Lines of data

━━━━━━━━━━━━━━━━

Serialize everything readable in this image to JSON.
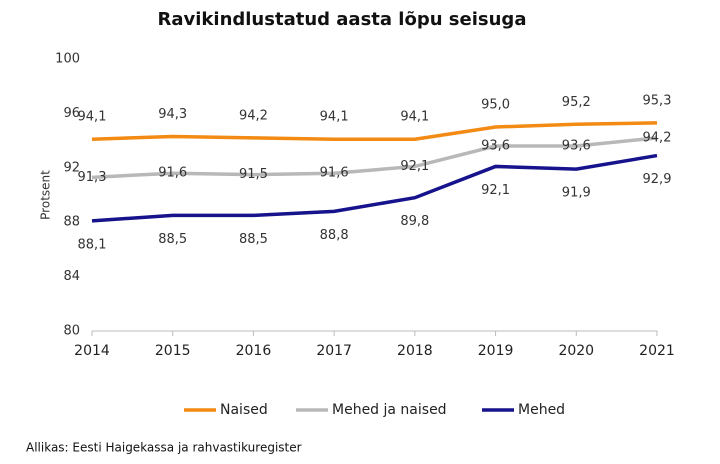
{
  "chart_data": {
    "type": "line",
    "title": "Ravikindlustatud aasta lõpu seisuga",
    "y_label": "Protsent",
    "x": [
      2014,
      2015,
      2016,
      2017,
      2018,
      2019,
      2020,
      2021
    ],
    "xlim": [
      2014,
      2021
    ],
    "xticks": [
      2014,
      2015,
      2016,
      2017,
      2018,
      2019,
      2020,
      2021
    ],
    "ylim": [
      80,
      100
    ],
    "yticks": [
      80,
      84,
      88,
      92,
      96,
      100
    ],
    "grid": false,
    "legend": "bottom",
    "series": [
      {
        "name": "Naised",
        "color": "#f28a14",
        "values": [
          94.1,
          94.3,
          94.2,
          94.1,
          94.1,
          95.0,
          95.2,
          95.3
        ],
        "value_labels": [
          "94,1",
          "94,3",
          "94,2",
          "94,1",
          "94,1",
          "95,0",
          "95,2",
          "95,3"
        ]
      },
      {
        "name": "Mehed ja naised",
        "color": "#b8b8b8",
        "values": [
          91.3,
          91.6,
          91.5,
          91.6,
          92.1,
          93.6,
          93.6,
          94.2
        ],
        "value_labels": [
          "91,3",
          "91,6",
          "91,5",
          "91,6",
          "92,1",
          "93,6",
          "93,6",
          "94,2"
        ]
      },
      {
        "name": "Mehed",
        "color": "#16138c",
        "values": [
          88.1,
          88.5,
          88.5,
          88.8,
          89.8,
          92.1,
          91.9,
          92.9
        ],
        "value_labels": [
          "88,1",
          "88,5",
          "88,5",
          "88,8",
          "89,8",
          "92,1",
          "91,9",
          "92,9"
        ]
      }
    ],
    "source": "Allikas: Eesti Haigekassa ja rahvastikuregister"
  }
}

━━━━━━━━━━━━━━━━

Direction ::
Tell how many lines in the records above contain "color", giving the number and no other words.

Final result ::
3